**Data entries**
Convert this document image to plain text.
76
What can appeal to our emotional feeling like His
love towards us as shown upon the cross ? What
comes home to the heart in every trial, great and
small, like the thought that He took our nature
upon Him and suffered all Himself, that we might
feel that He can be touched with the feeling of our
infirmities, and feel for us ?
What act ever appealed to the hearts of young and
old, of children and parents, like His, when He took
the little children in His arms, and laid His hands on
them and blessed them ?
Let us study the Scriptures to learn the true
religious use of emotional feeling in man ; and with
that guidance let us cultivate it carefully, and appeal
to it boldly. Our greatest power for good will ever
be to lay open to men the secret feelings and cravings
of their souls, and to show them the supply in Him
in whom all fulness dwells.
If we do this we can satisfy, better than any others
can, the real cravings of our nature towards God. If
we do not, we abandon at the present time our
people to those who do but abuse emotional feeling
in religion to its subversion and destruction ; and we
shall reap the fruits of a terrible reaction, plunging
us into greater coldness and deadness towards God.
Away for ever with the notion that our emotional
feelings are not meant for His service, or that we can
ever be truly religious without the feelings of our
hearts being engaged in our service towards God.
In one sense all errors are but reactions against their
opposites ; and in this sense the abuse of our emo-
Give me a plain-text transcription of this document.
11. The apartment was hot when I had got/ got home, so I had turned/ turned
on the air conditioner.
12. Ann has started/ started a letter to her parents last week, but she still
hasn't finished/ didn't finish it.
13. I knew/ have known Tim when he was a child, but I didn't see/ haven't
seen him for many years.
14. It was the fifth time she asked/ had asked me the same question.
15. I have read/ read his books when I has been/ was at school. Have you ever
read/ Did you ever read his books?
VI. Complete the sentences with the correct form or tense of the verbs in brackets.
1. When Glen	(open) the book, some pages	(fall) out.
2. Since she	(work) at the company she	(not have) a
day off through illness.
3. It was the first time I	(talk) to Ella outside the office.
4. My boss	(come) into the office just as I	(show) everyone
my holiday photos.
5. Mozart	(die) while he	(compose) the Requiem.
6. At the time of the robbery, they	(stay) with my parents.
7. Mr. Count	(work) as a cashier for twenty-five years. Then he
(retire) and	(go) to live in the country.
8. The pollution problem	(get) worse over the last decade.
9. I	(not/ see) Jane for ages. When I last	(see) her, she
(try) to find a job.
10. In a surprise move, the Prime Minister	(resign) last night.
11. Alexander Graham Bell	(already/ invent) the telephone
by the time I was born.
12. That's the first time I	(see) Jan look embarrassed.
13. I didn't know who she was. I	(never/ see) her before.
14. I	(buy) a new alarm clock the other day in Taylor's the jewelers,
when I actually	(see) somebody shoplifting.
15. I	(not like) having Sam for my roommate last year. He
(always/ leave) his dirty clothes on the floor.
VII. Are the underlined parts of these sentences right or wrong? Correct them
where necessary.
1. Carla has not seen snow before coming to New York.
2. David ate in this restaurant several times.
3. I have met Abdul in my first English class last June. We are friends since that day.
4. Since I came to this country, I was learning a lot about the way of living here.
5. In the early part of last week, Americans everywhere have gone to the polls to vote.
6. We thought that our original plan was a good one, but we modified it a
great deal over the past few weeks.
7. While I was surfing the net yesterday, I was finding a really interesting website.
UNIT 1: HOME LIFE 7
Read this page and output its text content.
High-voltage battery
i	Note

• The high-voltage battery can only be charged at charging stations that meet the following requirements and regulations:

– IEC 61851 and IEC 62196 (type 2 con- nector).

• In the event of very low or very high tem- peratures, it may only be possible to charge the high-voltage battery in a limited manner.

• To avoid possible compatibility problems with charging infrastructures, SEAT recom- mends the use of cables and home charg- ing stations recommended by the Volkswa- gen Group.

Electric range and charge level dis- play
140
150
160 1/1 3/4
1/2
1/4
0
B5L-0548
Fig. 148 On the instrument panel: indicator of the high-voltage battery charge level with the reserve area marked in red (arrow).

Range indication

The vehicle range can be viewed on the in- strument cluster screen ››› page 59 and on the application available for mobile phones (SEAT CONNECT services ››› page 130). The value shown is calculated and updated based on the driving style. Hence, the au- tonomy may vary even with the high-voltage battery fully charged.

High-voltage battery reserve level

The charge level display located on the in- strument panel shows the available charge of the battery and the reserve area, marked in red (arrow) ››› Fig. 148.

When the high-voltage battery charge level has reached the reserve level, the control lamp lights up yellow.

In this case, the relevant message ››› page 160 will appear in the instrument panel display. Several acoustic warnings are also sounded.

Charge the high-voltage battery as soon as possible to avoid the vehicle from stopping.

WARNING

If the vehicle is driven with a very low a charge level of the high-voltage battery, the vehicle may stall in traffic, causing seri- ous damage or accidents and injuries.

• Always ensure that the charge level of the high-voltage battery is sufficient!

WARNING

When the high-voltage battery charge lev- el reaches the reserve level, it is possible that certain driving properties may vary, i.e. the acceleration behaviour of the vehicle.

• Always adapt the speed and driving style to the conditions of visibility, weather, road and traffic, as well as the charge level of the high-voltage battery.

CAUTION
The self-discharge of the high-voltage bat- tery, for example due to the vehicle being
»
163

**Task instructions**
Return from the data every line that holds "religious".

**The solution**
religious use of emotional feeling in man ; and with
ever be truly religious without the feelings of our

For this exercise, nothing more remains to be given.